* _Requirement 1_
Copy out, unchanged, the lines of the records from the line containing "278, 412, 294]" down through the line containing "y-axis-title-line-1: Percentage of", including both of those lines.

* _Source passage_
━━━━━━

Question

A smooth sphere of radius R is made to translate in a straight line with a constant acceleration $a=g$. A particle kept on the top of the sphere is released from there at zero velocity with respect to the sphere. The speed of the particle with respect to the sphere as a function of angle $\theta$ as it slides down is

• A. $\frac{\sqrt{Rg(\sin \theta +\cos \theta )}}{2}$
• B. $\sqrt{Rg(1+\cos \theta -\sin \theta )}$
• C. $\sqrt{4Rg\sin \theta }$
• D. $\sqrt{2Rg(1+\sin \theta -\cos \theta )}$

Answer 1

Answer: (D)

$\sqrt{2Rg(1+\sin \theta -\cos \theta )}$

Let the sphere move towards left with an acceleration ‘a’ and let us examine the particle’s motion from the sphere, i.e. assuming the sphere at rest.
Let m = mass of the particle

let the free body diagram be

Now, the particle is moving in a circle on the surface of the sphere.

When the particle has slid through an angle θ, let its velocity be ‘v’.

Tangential acceleration = $m\frac{dv}{dt}=macos\theta +mgsin\theta$

We know that v = Rdθ/dt

Therefore, $mv\frac{dv}{dt}=macos\theta \left(\frac{Rd\theta }{dt}\right)+mgsin\theta \left(\frac{Rd\theta }{dt}\right)$

or $mvdv=macos\theta Rd\theta +mgsin\theta Rd\theta$

Integrating both sides;

$\frac{v^2}{2}=aRsin\theta -gRcos\theta +C$

Given that the particle starts from rest, i.e. v = 0 at θ = 0

Therefore, c = +gR

Hence, $v^2=2aRsin\theta -2gRcos\theta +2gR$

or $v=\sqrt{2gR(1+sin\theta -cos\theta )}$

━━━━━━

* _Requirement 2_
For each statement below, say yes or no to indicate whether the sliding-particle problem supports it, and quote the deciding words from the problem.
(a) The sphere moves with a constant acceleration equal to g.
(b) The particle leaves the top of the sphere with some nonzero velocity relative to the sphere.
(c) Option B is given as the correct answer.

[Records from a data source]
━━━━━━

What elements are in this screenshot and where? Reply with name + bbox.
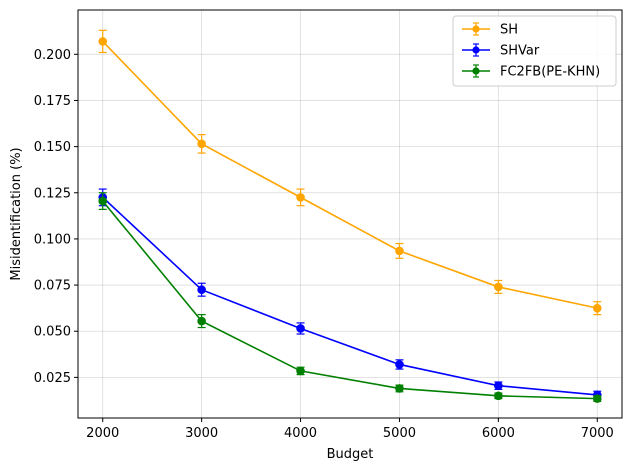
legend-marker [472, 25, 480, 33]
data-point [395, 384, 404, 393]
data-point [494, 282, 503, 292]
data-point [296, 324, 305, 333]
legend-marker [472, 67, 480, 75]
data-point [592, 394, 602, 403]
data-point [395, 360, 404, 369]
legend-item: FC2FB(PE-KHN) [462, 64, 600, 80]
legend-item: SHVar [462, 43, 540, 59]
legend-item: SH [462, 22, 518, 38]
y-tick-label: 0.175 [34, 94, 71, 109]
x-tick-label: 3000 [185, 426, 218, 441]
grid [78, 10, 622, 418]
data-point [395, 246, 404, 256]
legend-box [452, 15, 617, 87]
legend-label: SH [500, 23, 518, 38]
data-point [592, 303, 602, 313]
data-point [494, 381, 503, 390]
legend-label: FC2FB(PE-KHN) [500, 65, 600, 80]
x-tick-label: 7000 [581, 426, 614, 441]
series-line [102, 196, 598, 396]
x-tick-label: 4000 [284, 426, 317, 441]
y-axis-label: Misidentification (%) [9, 147, 24, 280]
x-tick-label: 5000 [383, 426, 416, 441]
series-line [102, 40, 598, 309]
series-sh [98, 29, 602, 316]
y-tick-label: 0.100 [34, 232, 71, 247]
axis-ticks: 2000 3000 4000 5000 6000 7000 0.025 0.050 0.075 0… [34, 48, 614, 441]
legend-label: SHVar [500, 44, 540, 59]
y-tick-label: 0.050 [34, 325, 71, 340]
x-axis-label: Budget [327, 447, 374, 462]
data-point [197, 285, 206, 294]
series-fc2fb-pe-khn [98, 192, 602, 403]
data-point [98, 37, 108, 46]
x-tick-label: 6000 [482, 426, 515, 441]
axes-frame [77, 9, 623, 419]
series-line [102, 200, 598, 400]
data-point [494, 391, 503, 401]
data-point [98, 196, 108, 206]
series-shvar [98, 188, 602, 400]
x-tick-label: 2000 [86, 426, 119, 441]
y-tick-label: 0.200 [34, 48, 71, 63]
y-tick-label: 0.025 [34, 371, 71, 386]
data-point [296, 366, 305, 376]
data-point [197, 139, 206, 149]
y-tick-label: 0.075 [34, 279, 71, 294]
y-tick-label: 0.125 [34, 186, 71, 201]
y-tick-label: 0.150 [34, 140, 71, 155]
legend: SH SHVar FC2FB(PE-KHN) [452, 15, 617, 87]
legend-marker [472, 46, 480, 54]
data-point [296, 193, 305, 202]
data-point [197, 316, 206, 326]
plot-area [98, 29, 602, 403]
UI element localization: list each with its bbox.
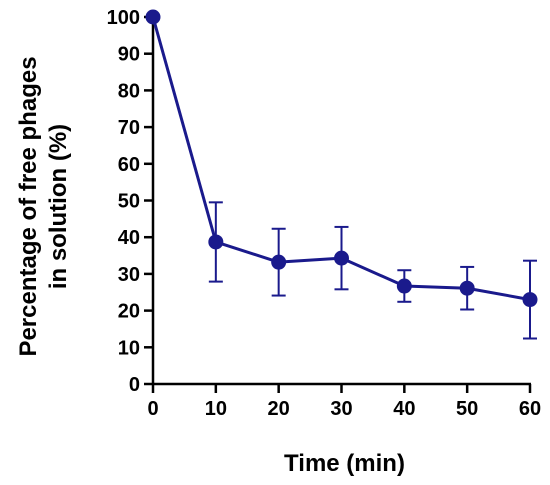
data-point	[396, 278, 412, 294]
data-point	[334, 250, 349, 266]
y-tick-label: 30	[118, 264, 140, 286]
y-tick-label: 70	[118, 117, 140, 139]
y-tick-label: 20	[118, 301, 140, 323]
y-tick-label: 40	[118, 227, 140, 249]
x-ticks: 0 10 20 30 40 50 60	[147, 384, 541, 420]
data-point	[271, 254, 287, 270]
x-tick-label: 60	[519, 398, 541, 420]
y-tick-label: 60	[118, 154, 140, 176]
data-point	[522, 292, 538, 308]
x-tick-label: 0	[147, 398, 158, 420]
y-tick-label: 10	[118, 337, 140, 359]
x-tick-label: 50	[456, 398, 478, 420]
axes	[151, 15, 531, 386]
x-tick-label: 40	[393, 398, 415, 420]
y-tick-label: 0	[129, 374, 140, 396]
y-tick-label: 100	[107, 7, 140, 29]
y-axis-title-line-1: Percentage of free phages	[15, 56, 42, 356]
y-tick-label: 50	[118, 191, 140, 213]
y-tick-label: 90	[118, 44, 140, 66]
y-tick-label: 80	[118, 80, 140, 102]
y-axis-title-line-2: in solution (%)	[45, 124, 72, 289]
data-point	[145, 9, 161, 25]
x-axis-title: Time (min)	[284, 450, 405, 477]
data-point	[459, 280, 475, 296]
x-tick-label: 10	[205, 398, 227, 420]
x-tick-label: 20	[268, 398, 290, 420]
data-point	[208, 234, 224, 250]
series-group	[145, 9, 538, 340]
y-ticks: 0 10 20 30 40 50 60 70 80 90 100	[107, 7, 153, 396]
y-axis-title: Percentage of free phages in solution (%…	[15, 56, 72, 356]
x-tick-label: 30	[330, 398, 352, 420]
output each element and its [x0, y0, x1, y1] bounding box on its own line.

━━━━━━

* _Final answer 1_
data-point	[396, 278, 412, 294]
data-point	[334, 250, 349, 266]
y-tick-label: 30	[118, 264, 140, 286]
y-tick-label: 70	[118, 117, 140, 139]
y-tick-label: 20	[118, 301, 140, 323]
y-tick-label: 40	[118, 227, 140, 249]
x-ticks: 0 10 20 30 40 50 60	[147, 384, 541, 420]
data-point	[271, 254, 287, 270]
x-tick-label: 60	[519, 398, 541, 420]
y-tick-label: 60	[118, 154, 140, 176]
data-point	[522, 292, 538, 308]
x-tick-label: 0	[147, 398, 158, 420]
y-tick-label: 10	[118, 337, 140, 359]
x-tick-label: 50	[456, 398, 478, 420]
axes	[151, 15, 531, 386]
x-tick-label: 40	[393, 398, 415, 420]
y-tick-label: 0	[129, 374, 140, 396]
y-tick-label: 100	[107, 7, 140, 29]
y-axis-title-line-1: Percentage of free phages	[15, 56, 42, 356]

* _Final answer 2_
(a) Yes: "with a constant acceleration $a=g$"
(b) No: "released from there at zero velocity with respect to the sphere"
(c) No: "Answer: (D)"